## start

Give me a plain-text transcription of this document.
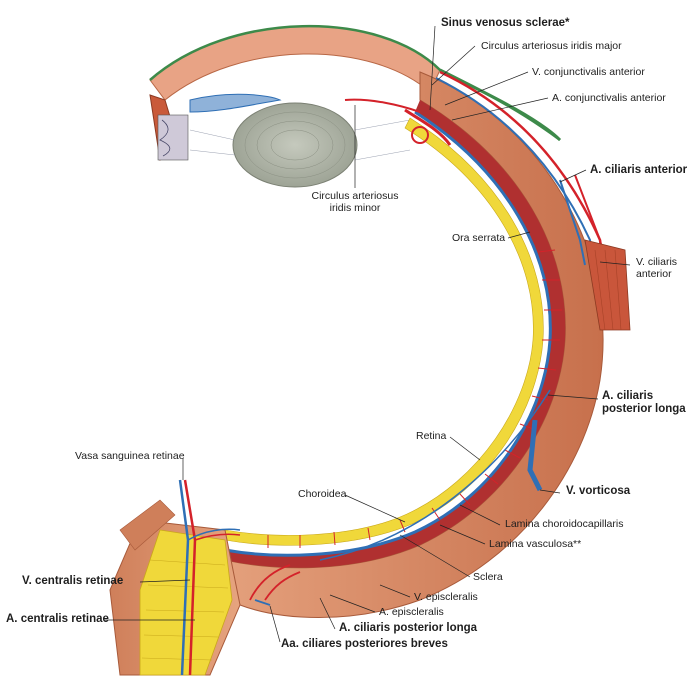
Sinus venosus sclerae*
Circulus arteriosus iridis major
V. conjunctivalis anterior
A. conjunctivalis anterior
A. ciliaris anterior
Circulus arteriosus
iridis minor
Ora serrata
V. ciliaris
anterior
A. ciliaris
posterior longa
Retina
Vasa sanguinea retinae
V. vorticosa
Choroidea
Lamina choroidocapillaris
Lamina vasculosa**
V. centralis retinae	Sclera
V. episcleralis
A. episcleralis
A. centralis retinae
A. ciliaris posterior longa
Aa. ciliares posteriores breves
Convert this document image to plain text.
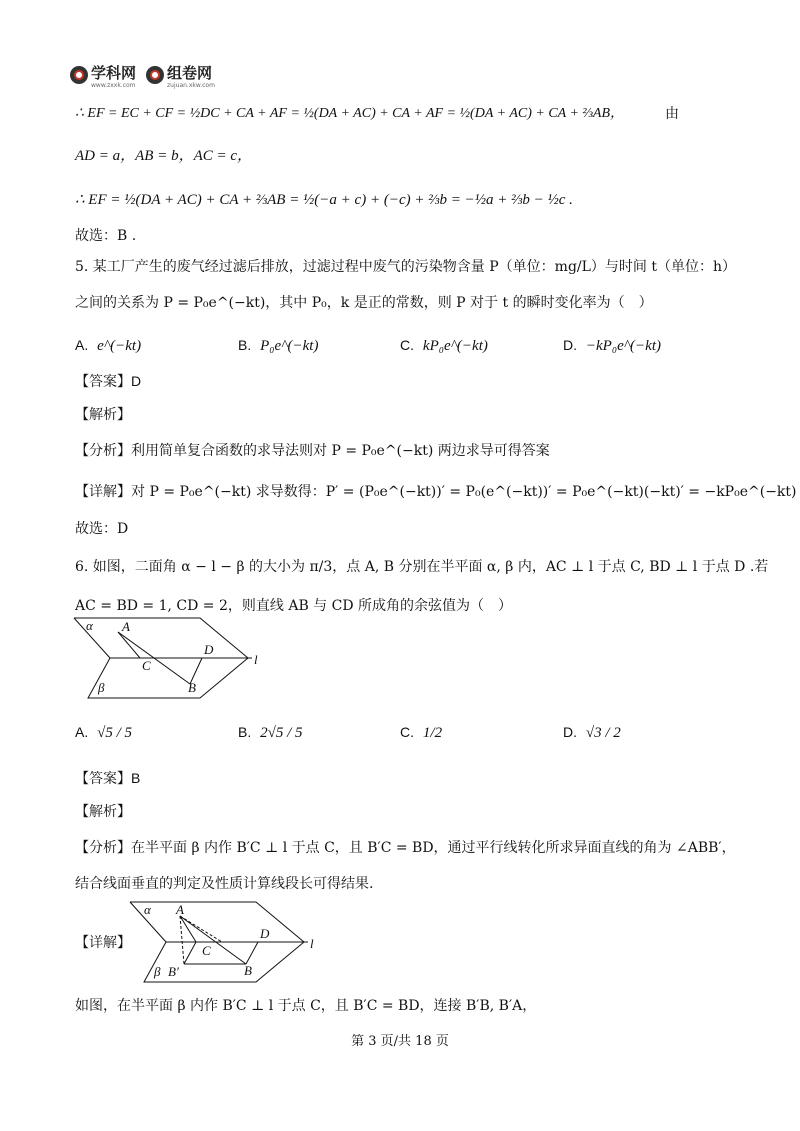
学科网
www.zxxk.com
组卷网
zujuan.xkw.com
∴ EF = EC + CF = ½DC + CA + AF = ½(DA + AC) + CA + AF = ½(DA + AC) + CA + ⅔AB，	由
AD = a，AB = b，AC = c，
∴ EF = ½(DA + AC) + CA + ⅔AB = ½(−a + c) + (−c) + ⅔b = −½a + ⅔b − ½c .
故选：B .
5. 某工厂产生的废气经过滤后排放，过滤过程中废气的污染物含量 P（单位：mg/L）与时间 t（单位：h）
之间的关系为 P = P₀e^(−kt)，其中 P₀，k 是正的常数，则 P 对于 t 的瞬时变化率为（　）
A. e^(−kt)	B. P₀e^(−kt)	C. kP₀e^(−kt)	D. −kP₀e^(−kt)
【答案】D
【解析】
【分析】利用简单复合函数的求导法则对 P = P₀e^(−kt) 两边求导可得答案
【详解】对 P = P₀e^(−kt) 求导数得：P′ = (P₀e^(−kt))′ = P₀(e^(−kt))′ = P₀e^(−kt)(−kt)′ = −kP₀e^(−kt)
故选：D
6. 如图，二面角 α − l − β 的大小为 π/3，点 A, B 分别在半平面 α, β 内，AC ⊥ l 于点 C, BD ⊥ l 于点 D .若
AC = BD = 1, CD = 2，则直线 AB 与 CD 所成角的余弦值为（　）
α A
C
D
B
l
β
A. √5 / 5	B. 2√5 / 5	C. 1/2	D. √3 / 2
【答案】B
【解析】
【分析】在半平面 β 内作 B′C ⊥ l 于点 C，且 B′C = BD，通过平行线转化所求异面直线的角为 ∠ABB′，
结合线面垂直的判定及性质计算线段长可得结果.
【详解】
α A
C
D
B
l
β B′
如图，在半平面 β 内作 B′C ⊥ l 于点 C，且 B′C = BD，连接 B′B, B′A，
第 3 页/共 18 页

## end

> **What to produce**
Repeat all of the entries word for word, but omit the pictures.

> **Reply**
Give me a plain-text transcription of this document.
Sinus venosus sclerae*
Circulus arteriosus iridis major
V. conjunctivalis anterior
A. conjunctivalis anterior
A. ciliaris anterior
Circulus arteriosus
iridis minor
Ora serrata
V. ciliaris
anterior
A. ciliaris
posterior longa
Retina
Vasa sanguinea retinae
V. vorticosa
Choroidea
Lamina choroidocapillaris
Lamina vasculosa**
V. centralis retinae	Sclera
V. episcleralis
A. episcleralis
A. centralis retinae
A. ciliaris posterior longa
Aa. ciliares posteriores breves
Convert this document image to plain text.
学科网
www.zxxk.com
组卷网
zujuan.xkw.com
∴ EF = EC + CF = ½DC + CA + AF = ½(DA + AC) + CA + AF = ½(DA + AC) + CA + ⅔AB，	由
AD = a，AB = b，AC = c，
∴ EF = ½(DA + AC) + CA + ⅔AB = ½(−a + c) + (−c) + ⅔b = −½a + ⅔b − ½c .
故选：B .
5. 某工厂产生的废气经过滤后排放，过滤过程中废气的污染物含量 P（单位：mg/L）与时间 t（单位：h）
之间的关系为 P = P₀e^(−kt)，其中 P₀，k 是正的常数，则 P 对于 t 的瞬时变化率为（　）
A. e^(−kt)	B. P₀e^(−kt)	C. kP₀e^(−kt)	D. −kP₀e^(−kt)
【答案】D
【解析】
【分析】利用简单复合函数的求导法则对 P = P₀e^(−kt) 两边求导可得答案
【详解】对 P = P₀e^(−kt) 求导数得：P′ = (P₀e^(−kt))′ = P₀(e^(−kt))′ = P₀e^(−kt)(−kt)′ = −kP₀e^(−kt)
故选：D
6. 如图，二面角 α − l − β 的大小为 π/3，点 A, B 分别在半平面 α, β 内，AC ⊥ l 于点 C, BD ⊥ l 于点 D .若
AC = BD = 1, CD = 2，则直线 AB 与 CD 所成角的余弦值为（　）
α A
C
D
B
l
β
A. √5 / 5	B. 2√5 / 5	C. 1/2	D. √3 / 2
【答案】B
【解析】
【分析】在半平面 β 内作 B′C ⊥ l 于点 C，且 B′C = BD，通过平行线转化所求异面直线的角为 ∠ABB′，
结合线面垂直的判定及性质计算线段长可得结果.
【详解】
α A
C
D
B
l
β B′
如图，在半平面 β 内作 B′C ⊥ l 于点 C，且 B′C = BD，连接 B′B, B′A，
第 3 页/共 18 页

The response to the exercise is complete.